— Start of Records supplied —

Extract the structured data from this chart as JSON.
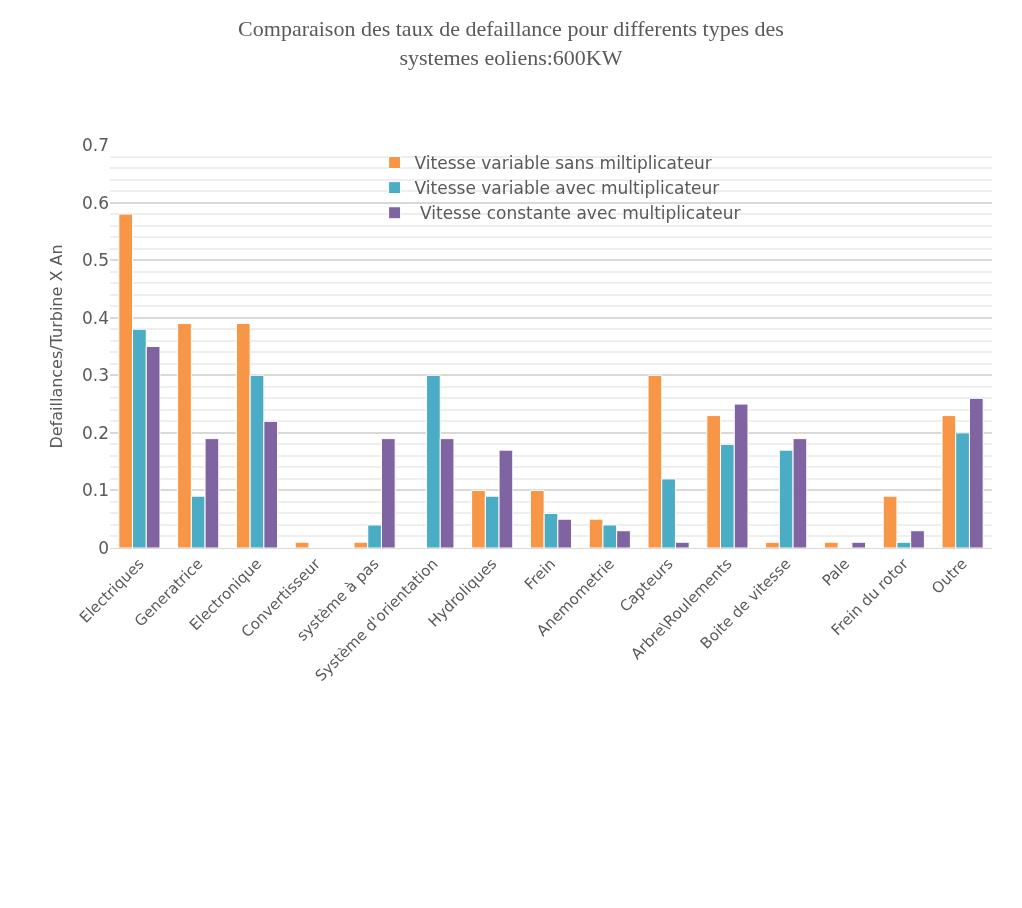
{
  "chart_data": {
    "type": "bar",
    "title": "Comparaison des taux de defaillance pour differents types des systemes eoliens:600KW",
    "ylabel": "Defaillances/Turbine X An",
    "categories": [
      "Electriques",
      "Generatrice",
      "Electronique",
      "Convertisseur",
      "système à pas",
      "Système d'orientation",
      "Hydroliques",
      "Frein",
      "Anemometrie",
      "Capteurs",
      "Arbre\\Roulements",
      "Boite de vitesse",
      "Pale",
      "Frein du rotor",
      "Outre"
    ],
    "series": [
      {
        "name": "Vitesse variable sans miltiplicateur",
        "color": "#f79646",
        "values": [
          0.58,
          0.39,
          0.39,
          0.01,
          0.01,
          null,
          0.1,
          0.1,
          0.05,
          0.3,
          0.23,
          0.01,
          0.01,
          0.09,
          0.23
        ]
      },
      {
        "name": "Vitesse variable avec multiplicateur",
        "color": "#4bacc6",
        "values": [
          0.38,
          0.09,
          0.3,
          null,
          0.04,
          0.3,
          0.09,
          0.06,
          0.04,
          0.12,
          0.18,
          0.17,
          null,
          0.01,
          0.2
        ]
      },
      {
        "name": " Vitesse constante avec multiplicateur",
        "color": "#8064a2",
        "values": [
          0.35,
          0.19,
          0.22,
          null,
          0.19,
          0.19,
          0.17,
          0.05,
          0.03,
          0.01,
          0.25,
          0.19,
          0.01,
          0.03,
          0.26
        ]
      }
    ],
    "ylim": [
      0,
      0.7
    ],
    "yticks": [
      0,
      0.1,
      0.2,
      0.3,
      0.4,
      0.5,
      0.6,
      0.7
    ],
    "grid": "y",
    "legend": "top"
  }
}
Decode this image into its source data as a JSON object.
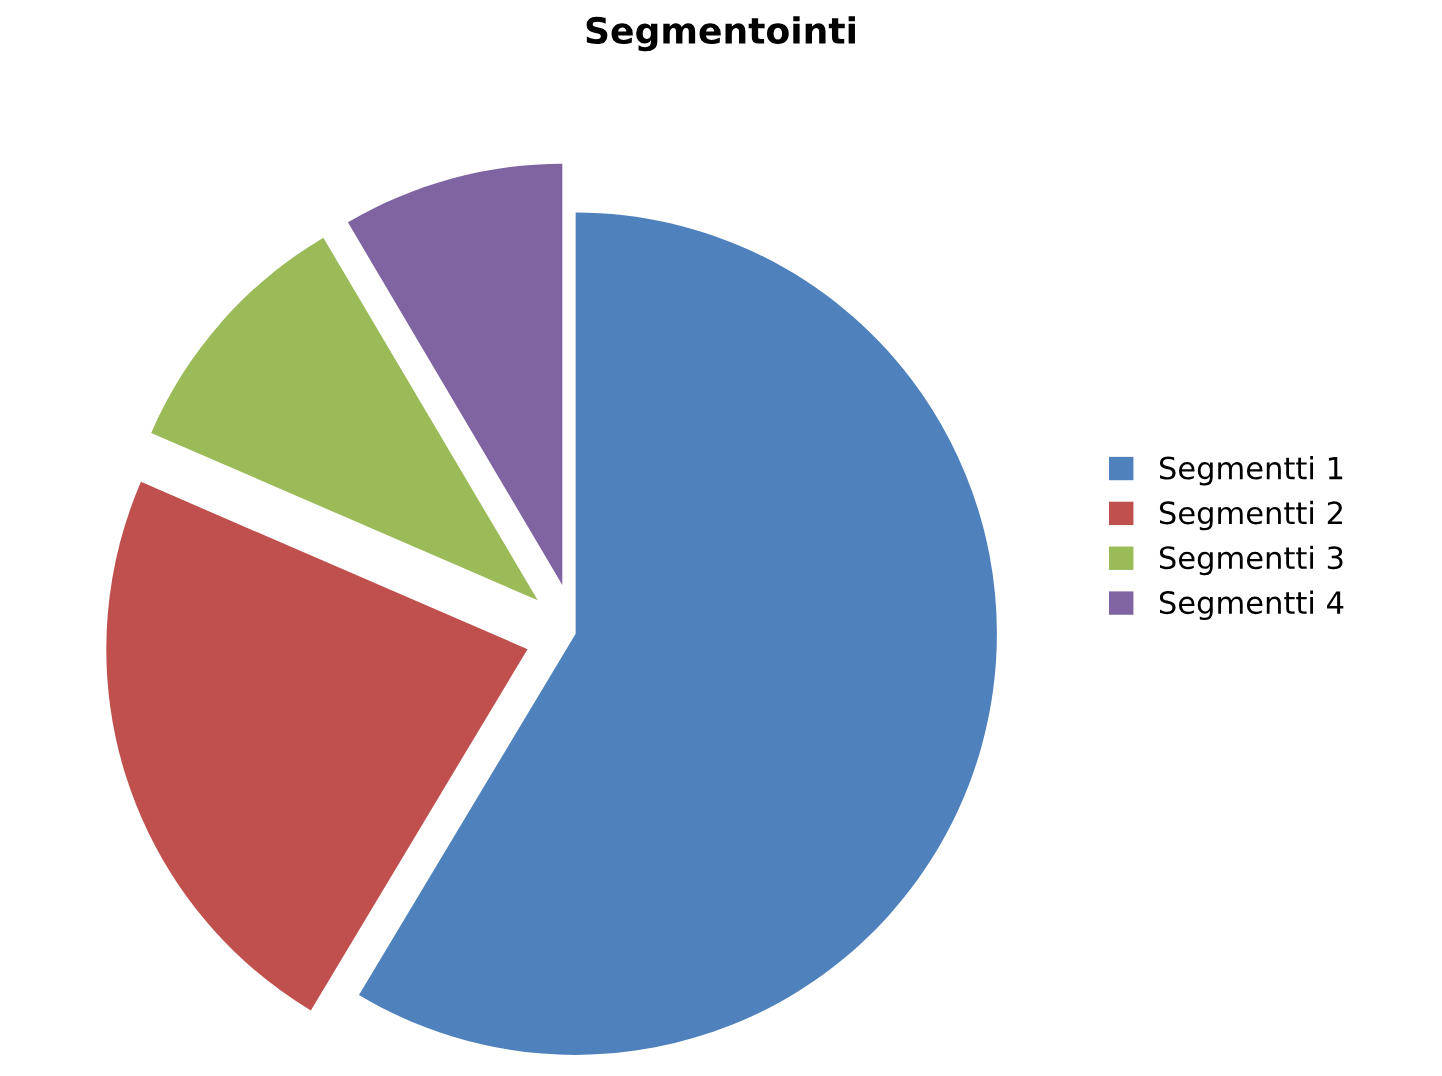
{
  "chart_data": {
    "type": "pie",
    "title": "Segmentointi",
    "categories": [
      "Segmentti 1",
      "Segmentti 2",
      "Segmentti 3",
      "Segmentti 4"
    ],
    "values": [
      58.6,
      22.9,
      10.0,
      8.5
    ],
    "colors": [
      "#4f81bd",
      "#c0504d",
      "#9bbb59",
      "#8064a2"
    ],
    "legend": "right"
  }
}
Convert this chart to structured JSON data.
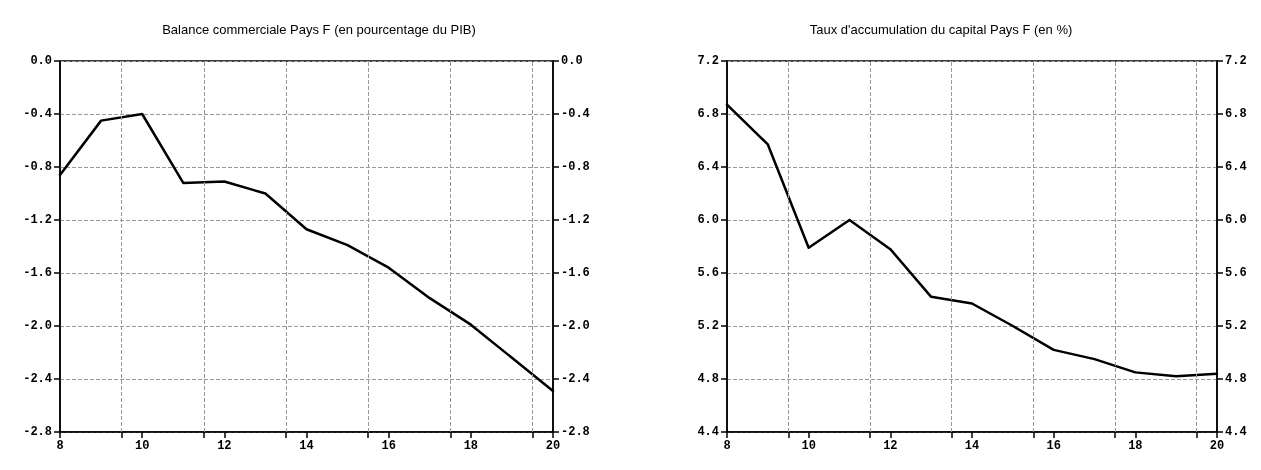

— End of Records supplied —

**Task to complete**.
Exclude the pictures, and output exactly the lines from the one with "Decode this image" through the last line of the records, both included.

**Final result**.
Decode this image into its source data as a JSON object.
{
  "chart_data": {
    "type": "pie",
    "title": "Segmentointi",
    "categories": [
      "Segmentti 1",
      "Segmentti 2",
      "Segmentti 3",
      "Segmentti 4"
    ],
    "values": [
      58.6,
      22.9,
      10.0,
      8.5
    ],
    "colors": [
      "#4f81bd",
      "#c0504d",
      "#9bbb59",
      "#8064a2"
    ],
    "legend": "right"
  }
}
Convert this chart to structured JSON data.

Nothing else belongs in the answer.